■ **Material provided**

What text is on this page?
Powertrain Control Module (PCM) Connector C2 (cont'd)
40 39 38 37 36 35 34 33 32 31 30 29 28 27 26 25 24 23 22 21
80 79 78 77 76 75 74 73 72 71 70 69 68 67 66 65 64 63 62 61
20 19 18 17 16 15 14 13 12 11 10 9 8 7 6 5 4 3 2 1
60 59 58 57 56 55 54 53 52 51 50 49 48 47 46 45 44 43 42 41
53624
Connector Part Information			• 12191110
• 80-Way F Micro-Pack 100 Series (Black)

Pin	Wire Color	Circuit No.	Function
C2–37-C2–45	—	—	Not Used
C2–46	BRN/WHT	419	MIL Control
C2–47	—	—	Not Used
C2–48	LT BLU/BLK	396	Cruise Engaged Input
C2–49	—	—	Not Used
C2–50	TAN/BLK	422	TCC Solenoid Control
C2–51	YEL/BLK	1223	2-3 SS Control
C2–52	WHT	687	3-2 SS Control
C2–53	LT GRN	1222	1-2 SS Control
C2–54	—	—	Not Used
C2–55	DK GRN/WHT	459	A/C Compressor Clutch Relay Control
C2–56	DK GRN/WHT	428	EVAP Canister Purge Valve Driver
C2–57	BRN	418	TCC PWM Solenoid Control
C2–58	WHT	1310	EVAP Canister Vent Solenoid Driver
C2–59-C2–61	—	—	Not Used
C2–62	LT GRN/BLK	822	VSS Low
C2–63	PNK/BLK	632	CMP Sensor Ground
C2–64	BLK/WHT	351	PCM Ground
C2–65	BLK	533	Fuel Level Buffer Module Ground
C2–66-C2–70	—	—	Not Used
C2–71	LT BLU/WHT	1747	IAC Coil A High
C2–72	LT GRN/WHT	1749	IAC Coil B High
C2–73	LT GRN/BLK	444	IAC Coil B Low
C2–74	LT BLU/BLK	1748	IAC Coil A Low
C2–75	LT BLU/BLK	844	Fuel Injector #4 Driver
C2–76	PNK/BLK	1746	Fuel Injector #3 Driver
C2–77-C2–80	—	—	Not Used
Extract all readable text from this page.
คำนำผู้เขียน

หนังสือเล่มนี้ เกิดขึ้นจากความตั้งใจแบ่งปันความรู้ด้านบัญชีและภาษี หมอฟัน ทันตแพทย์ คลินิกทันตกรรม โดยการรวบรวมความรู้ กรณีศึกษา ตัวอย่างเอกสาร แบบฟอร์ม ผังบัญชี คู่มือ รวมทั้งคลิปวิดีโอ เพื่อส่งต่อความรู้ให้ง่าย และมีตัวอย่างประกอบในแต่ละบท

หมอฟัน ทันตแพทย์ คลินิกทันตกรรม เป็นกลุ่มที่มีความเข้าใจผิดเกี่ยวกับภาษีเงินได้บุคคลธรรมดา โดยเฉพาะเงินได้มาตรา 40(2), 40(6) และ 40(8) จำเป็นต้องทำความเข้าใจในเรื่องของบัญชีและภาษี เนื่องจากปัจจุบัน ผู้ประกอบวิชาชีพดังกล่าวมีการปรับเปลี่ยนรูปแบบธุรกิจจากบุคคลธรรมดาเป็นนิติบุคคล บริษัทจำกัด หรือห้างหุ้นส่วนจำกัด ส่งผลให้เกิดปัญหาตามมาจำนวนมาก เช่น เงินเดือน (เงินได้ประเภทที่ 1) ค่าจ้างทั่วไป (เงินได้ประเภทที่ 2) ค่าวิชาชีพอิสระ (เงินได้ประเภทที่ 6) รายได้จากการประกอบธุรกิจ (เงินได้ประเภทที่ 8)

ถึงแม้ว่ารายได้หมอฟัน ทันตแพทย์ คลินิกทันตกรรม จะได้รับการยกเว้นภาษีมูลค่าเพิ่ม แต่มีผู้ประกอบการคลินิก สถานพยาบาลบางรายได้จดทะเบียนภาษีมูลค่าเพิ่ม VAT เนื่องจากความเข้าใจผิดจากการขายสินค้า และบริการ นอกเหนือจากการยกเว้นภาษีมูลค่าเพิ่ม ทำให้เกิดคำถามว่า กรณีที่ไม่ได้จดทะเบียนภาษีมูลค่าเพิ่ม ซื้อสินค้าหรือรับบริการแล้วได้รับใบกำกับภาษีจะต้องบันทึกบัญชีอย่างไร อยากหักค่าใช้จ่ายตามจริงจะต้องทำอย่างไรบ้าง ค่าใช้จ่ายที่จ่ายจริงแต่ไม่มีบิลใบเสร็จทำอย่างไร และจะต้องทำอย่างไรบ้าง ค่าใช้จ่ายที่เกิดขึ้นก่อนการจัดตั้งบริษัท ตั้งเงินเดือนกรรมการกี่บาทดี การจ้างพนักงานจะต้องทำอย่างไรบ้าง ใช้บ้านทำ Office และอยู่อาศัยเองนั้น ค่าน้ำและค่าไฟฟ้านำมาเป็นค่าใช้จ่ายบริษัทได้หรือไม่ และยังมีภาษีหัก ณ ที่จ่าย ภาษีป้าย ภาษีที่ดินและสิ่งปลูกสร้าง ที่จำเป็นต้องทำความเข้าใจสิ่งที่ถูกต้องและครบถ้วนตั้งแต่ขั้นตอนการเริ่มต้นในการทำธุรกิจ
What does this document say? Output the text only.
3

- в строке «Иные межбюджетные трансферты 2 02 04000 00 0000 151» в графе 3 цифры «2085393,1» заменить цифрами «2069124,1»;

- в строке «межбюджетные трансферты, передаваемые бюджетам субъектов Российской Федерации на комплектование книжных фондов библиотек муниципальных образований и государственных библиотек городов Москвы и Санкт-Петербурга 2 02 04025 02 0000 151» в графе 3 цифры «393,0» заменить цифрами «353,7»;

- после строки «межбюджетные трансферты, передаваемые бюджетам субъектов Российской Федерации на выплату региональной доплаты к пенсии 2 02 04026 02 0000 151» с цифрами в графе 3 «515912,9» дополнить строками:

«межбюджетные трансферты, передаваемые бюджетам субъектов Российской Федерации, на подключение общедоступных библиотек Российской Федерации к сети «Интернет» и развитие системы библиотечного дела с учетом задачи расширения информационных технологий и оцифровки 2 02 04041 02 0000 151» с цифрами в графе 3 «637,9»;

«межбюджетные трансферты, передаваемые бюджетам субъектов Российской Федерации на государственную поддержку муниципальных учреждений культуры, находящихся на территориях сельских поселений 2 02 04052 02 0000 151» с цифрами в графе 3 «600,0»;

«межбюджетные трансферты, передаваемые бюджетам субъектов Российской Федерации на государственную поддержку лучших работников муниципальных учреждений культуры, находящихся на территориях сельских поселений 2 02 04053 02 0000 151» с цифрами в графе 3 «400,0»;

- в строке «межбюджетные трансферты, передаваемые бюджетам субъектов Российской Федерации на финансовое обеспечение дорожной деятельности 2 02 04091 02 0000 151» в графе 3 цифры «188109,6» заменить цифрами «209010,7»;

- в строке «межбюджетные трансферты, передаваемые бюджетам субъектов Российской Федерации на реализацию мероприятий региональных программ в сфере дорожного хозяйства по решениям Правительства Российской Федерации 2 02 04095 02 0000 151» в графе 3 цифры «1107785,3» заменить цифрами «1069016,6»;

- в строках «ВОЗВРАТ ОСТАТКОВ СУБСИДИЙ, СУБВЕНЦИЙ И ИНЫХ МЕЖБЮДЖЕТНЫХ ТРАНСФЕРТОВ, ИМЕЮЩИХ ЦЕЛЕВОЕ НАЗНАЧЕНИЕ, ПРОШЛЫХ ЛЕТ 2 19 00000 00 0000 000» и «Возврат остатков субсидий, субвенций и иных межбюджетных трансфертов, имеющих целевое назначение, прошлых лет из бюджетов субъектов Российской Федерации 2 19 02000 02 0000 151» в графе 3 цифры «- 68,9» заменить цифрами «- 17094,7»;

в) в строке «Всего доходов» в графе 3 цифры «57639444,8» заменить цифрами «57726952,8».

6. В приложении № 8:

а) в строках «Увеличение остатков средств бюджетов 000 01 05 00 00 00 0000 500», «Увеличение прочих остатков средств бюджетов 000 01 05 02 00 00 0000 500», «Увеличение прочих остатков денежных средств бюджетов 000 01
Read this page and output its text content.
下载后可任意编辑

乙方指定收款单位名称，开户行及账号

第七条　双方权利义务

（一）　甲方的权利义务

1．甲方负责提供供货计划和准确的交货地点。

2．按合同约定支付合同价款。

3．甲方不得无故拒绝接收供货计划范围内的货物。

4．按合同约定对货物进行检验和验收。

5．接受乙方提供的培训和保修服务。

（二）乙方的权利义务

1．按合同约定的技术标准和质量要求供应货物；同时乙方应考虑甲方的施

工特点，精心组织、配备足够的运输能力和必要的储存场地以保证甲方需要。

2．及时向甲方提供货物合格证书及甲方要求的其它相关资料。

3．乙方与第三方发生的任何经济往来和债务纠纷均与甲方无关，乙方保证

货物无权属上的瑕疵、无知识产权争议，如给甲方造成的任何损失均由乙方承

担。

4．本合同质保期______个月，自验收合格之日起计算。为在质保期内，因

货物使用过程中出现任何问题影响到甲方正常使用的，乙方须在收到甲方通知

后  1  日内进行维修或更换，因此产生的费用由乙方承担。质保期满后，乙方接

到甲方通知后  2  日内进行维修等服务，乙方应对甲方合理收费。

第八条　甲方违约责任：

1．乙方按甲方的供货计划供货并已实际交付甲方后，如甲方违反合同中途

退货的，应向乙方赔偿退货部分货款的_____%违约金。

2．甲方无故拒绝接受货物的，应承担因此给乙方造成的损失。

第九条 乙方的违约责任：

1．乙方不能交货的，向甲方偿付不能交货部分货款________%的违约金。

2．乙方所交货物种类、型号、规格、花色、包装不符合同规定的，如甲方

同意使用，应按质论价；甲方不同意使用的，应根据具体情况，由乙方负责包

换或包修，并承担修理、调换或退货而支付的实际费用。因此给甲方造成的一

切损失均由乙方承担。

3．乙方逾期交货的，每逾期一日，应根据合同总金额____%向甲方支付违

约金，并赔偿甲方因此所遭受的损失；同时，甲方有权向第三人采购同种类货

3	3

■ **Task instructions**
In the records above, find the line containing "Read this page and output its text content."; please retype it and every line after it through the last line, exactly and with nothing else.

■ **Full solution**
Read this page and output its text content.
下载后可任意编辑

乙方指定收款单位名称，开户行及账号

第七条　双方权利义务

（一）　甲方的权利义务

1．甲方负责提供供货计划和准确的交货地点。

2．按合同约定支付合同价款。

3．甲方不得无故拒绝接收供货计划范围内的货物。

4．按合同约定对货物进行检验和验收。

5．接受乙方提供的培训和保修服务。

（二）乙方的权利义务

1．按合同约定的技术标准和质量要求供应货物；同时乙方应考虑甲方的施

工特点，精心组织、配备足够的运输能力和必要的储存场地以保证甲方需要。

2．及时向甲方提供货物合格证书及甲方要求的其它相关资料。

3．乙方与第三方发生的任何经济往来和债务纠纷均与甲方无关，乙方保证

货物无权属上的瑕疵、无知识产权争议，如给甲方造成的任何损失均由乙方承

担。

4．本合同质保期______个月，自验收合格之日起计算。为在质保期内，因

货物使用过程中出现任何问题影响到甲方正常使用的，乙方须在收到甲方通知

后  1  日内进行维修或更换，因此产生的费用由乙方承担。质保期满后，乙方接

到甲方通知后  2  日内进行维修等服务，乙方应对甲方合理收费。

第八条　甲方违约责任：

1．乙方按甲方的供货计划供货并已实际交付甲方后，如甲方违反合同中途

退货的，应向乙方赔偿退货部分货款的_____%违约金。

2．甲方无故拒绝接受货物的，应承担因此给乙方造成的损失。

第九条 乙方的违约责任：

1．乙方不能交货的，向甲方偿付不能交货部分货款________%的违约金。

2．乙方所交货物种类、型号、规格、花色、包装不符合同规定的，如甲方

同意使用，应按质论价；甲方不同意使用的，应根据具体情况，由乙方负责包

换或包修，并承担修理、调换或退货而支付的实际费用。因此给甲方造成的一

切损失均由乙方承担。

3．乙方逾期交货的，每逾期一日，应根据合同总金额____%向甲方支付违

约金，并赔偿甲方因此所遭受的损失；同时，甲方有权向第三人采购同种类货

3	3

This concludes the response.